• [Objective]:
Reproduce each record below exactly as written.

Part of a data file:
----------------
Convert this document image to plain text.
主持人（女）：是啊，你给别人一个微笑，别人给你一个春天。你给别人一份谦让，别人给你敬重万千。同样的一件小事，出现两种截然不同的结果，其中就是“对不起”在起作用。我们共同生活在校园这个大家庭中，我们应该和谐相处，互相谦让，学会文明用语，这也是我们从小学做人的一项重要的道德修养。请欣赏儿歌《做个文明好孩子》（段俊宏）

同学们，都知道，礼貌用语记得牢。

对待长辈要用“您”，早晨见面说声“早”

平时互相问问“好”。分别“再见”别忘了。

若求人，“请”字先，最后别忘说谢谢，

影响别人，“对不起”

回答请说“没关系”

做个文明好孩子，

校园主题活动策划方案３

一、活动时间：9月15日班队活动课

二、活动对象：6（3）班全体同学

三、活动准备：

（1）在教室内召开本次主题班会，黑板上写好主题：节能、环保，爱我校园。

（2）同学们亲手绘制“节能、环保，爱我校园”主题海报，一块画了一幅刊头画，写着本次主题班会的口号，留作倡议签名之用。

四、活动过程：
----------------
• [Final result]:
Convert this document image to plain text.
主持人（女）：是啊，你给别人一个微笑，别人给你一个春天。你给别人一份谦让，别人给你敬重万千。同样的一件小事，出现两种截然不同的结果，其中就是“对不起”在起作用。我们共同生活在校园这个大家庭中，我们应该和谐相处，互相谦让，学会文明用语，这也是我们从小学做人的一项重要的道德修养。请欣赏儿歌《做个文明好孩子》（段俊宏）

同学们，都知道，礼貌用语记得牢。

对待长辈要用“您”，早晨见面说声“早”

平时互相问问“好”。分别“再见”别忘了。

若求人，“请”字先，最后别忘说谢谢，

影响别人，“对不起”

回答请说“没关系”

做个文明好孩子，

校园主题活动策划方案３

一、活动时间：9月15日班队活动课

二、活动对象：6（3）班全体同学

三、活动准备：

（1）在教室内召开本次主题班会，黑板上写好主题：节能、环保，爱我校园。

（2）同学们亲手绘制“节能、环保，爱我校园”主题海报，一块画了一幅刊头画，写着本次主题班会的口号，留作倡议签名之用。

四、活动过程：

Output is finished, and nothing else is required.